Skip the pictures. Reproduce all other material exactly.

[Extracted data entries]
========================================

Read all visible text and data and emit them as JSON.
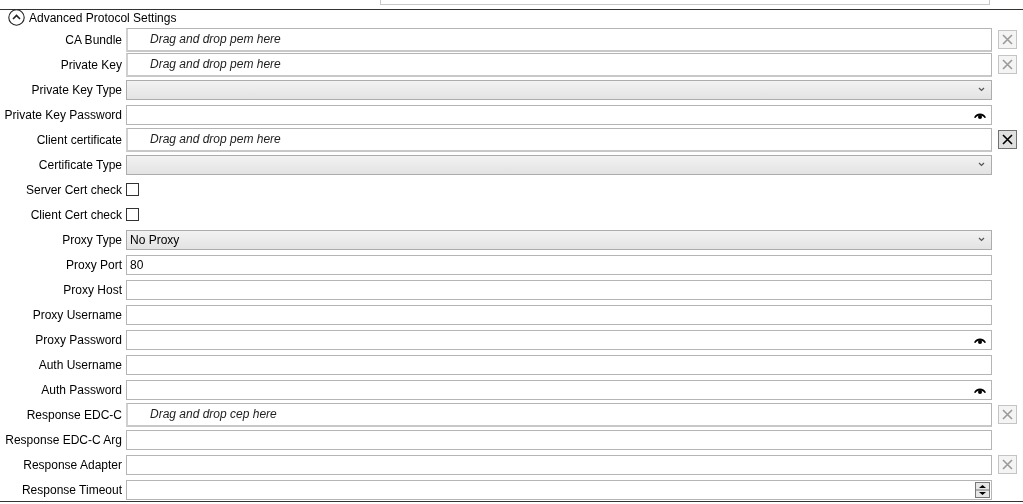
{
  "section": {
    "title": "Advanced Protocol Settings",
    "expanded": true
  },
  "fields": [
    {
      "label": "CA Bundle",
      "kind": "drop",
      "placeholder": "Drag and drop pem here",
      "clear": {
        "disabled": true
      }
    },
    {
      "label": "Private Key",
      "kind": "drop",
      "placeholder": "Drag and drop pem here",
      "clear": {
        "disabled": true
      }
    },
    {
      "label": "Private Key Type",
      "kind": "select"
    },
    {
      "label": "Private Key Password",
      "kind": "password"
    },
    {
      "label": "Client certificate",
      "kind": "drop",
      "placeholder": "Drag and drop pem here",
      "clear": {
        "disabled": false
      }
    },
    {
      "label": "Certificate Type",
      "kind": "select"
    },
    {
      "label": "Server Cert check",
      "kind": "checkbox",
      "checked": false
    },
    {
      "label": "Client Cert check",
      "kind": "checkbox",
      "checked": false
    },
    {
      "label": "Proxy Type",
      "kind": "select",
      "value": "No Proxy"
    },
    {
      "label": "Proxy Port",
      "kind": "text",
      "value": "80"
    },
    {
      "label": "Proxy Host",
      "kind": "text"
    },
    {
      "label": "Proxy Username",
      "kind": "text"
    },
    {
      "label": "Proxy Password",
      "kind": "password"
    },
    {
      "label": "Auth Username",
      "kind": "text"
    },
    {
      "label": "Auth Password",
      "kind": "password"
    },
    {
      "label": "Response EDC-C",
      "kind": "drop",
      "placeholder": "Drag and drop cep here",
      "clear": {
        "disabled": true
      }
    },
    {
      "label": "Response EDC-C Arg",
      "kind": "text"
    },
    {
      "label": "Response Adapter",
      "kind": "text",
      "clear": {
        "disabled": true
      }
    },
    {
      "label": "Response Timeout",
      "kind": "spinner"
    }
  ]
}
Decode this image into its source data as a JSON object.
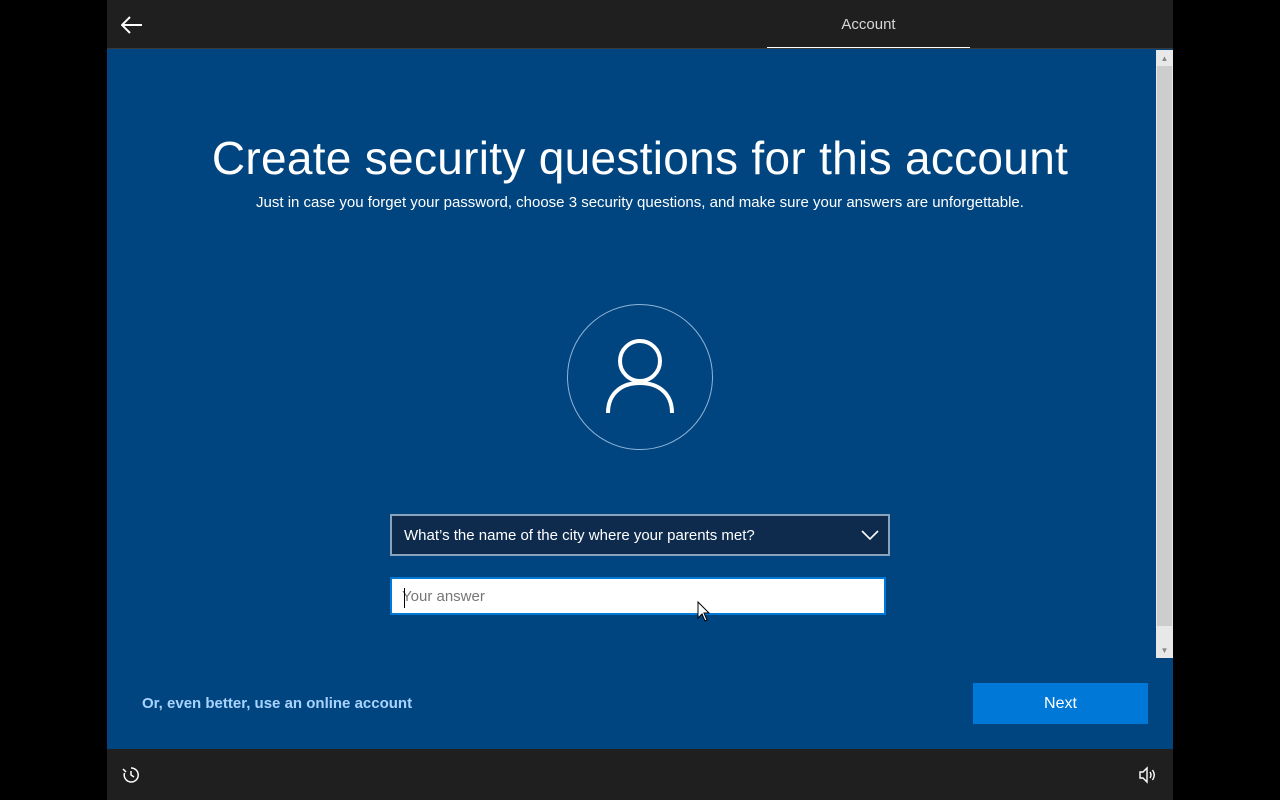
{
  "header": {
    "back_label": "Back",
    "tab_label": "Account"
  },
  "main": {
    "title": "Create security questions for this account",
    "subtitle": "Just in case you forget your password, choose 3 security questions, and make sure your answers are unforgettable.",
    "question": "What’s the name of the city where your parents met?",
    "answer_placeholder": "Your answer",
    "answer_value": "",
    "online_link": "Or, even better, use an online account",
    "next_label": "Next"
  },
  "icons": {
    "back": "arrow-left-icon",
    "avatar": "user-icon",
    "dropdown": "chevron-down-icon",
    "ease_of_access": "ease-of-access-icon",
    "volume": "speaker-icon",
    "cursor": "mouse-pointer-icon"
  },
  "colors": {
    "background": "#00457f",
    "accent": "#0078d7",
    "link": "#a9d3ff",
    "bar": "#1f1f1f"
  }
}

========================================

Exercise output:
Read all visible text and data and emit them as JSON.
{
  "section": {
    "title": "Advanced Protocol Settings",
    "expanded": true
  },
  "fields": [
    {
      "label": "CA Bundle",
      "kind": "drop",
      "placeholder": "Drag and drop pem here",
      "clear": {
        "disabled": true
      }
    },
    {
      "label": "Private Key",
      "kind": "drop",
      "placeholder": "Drag and drop pem here",
      "clear": {
        "disabled": true
      }
    },
    {
      "label": "Private Key Type",
      "kind": "select"
    },
    {
      "label": "Private Key Password",
      "kind": "password"
    },
    {
      "label": "Client certificate",
      "kind": "drop",
      "placeholder": "Drag and drop pem here",
      "clear": {
        "disabled": false
      }
    },
    {
      "label": "Certificate Type",
      "kind": "select"
    },
    {
      "label": "Server Cert check",
      "kind": "checkbox",
      "checked": false
    },
    {
      "label": "Client Cert check",
      "kind": "checkbox",
      "checked": false
    },
    {
      "label": "Proxy Type",
      "kind": "select",
      "value": "No Proxy"
    },
    {
      "label": "Proxy Port",
      "kind": "text",
      "value": "80"
    },
    {
      "label": "Proxy Host",
      "kind": "text"
    },
    {
      "label": "Proxy Username",
      "kind": "text"
    },
    {
      "label": "Proxy Password",
      "kind": "password"
    },
    {
      "label": "Auth Username",
      "kind": "text"
    },
    {
      "label": "Auth Password",
      "kind": "password"
    },
    {
      "label": "Response EDC-C",
      "kind": "drop",
      "placeholder": "Drag and drop cep here",
      "clear": {
        "disabled": true
      }
    },
    {
      "label": "Response EDC-C Arg",
      "kind": "text"
    },
    {
      "label": "Response Adapter",
      "kind": "text",
      "clear": {
        "disabled": true
      }
    },
    {
      "label": "Response Timeout",
      "kind": "spinner"
    }
  ]
}
Decode this image into its source data as a JSON object.
{
  "header": {
    "back_label": "Back",
    "tab_label": "Account"
  },
  "main": {
    "title": "Create security questions for this account",
    "subtitle": "Just in case you forget your password, choose 3 security questions, and make sure your answers are unforgettable.",
    "question": "What’s the name of the city where your parents met?",
    "answer_placeholder": "Your answer",
    "answer_value": "",
    "online_link": "Or, even better, use an online account",
    "next_label": "Next"
  },
  "icons": {
    "back": "arrow-left-icon",
    "avatar": "user-icon",
    "dropdown": "chevron-down-icon",
    "ease_of_access": "ease-of-access-icon",
    "volume": "speaker-icon",
    "cursor": "mouse-pointer-icon"
  },
  "colors": {
    "background": "#00457f",
    "accent": "#0078d7",
    "link": "#a9d3ff",
    "bar": "#1f1f1f"
  }
}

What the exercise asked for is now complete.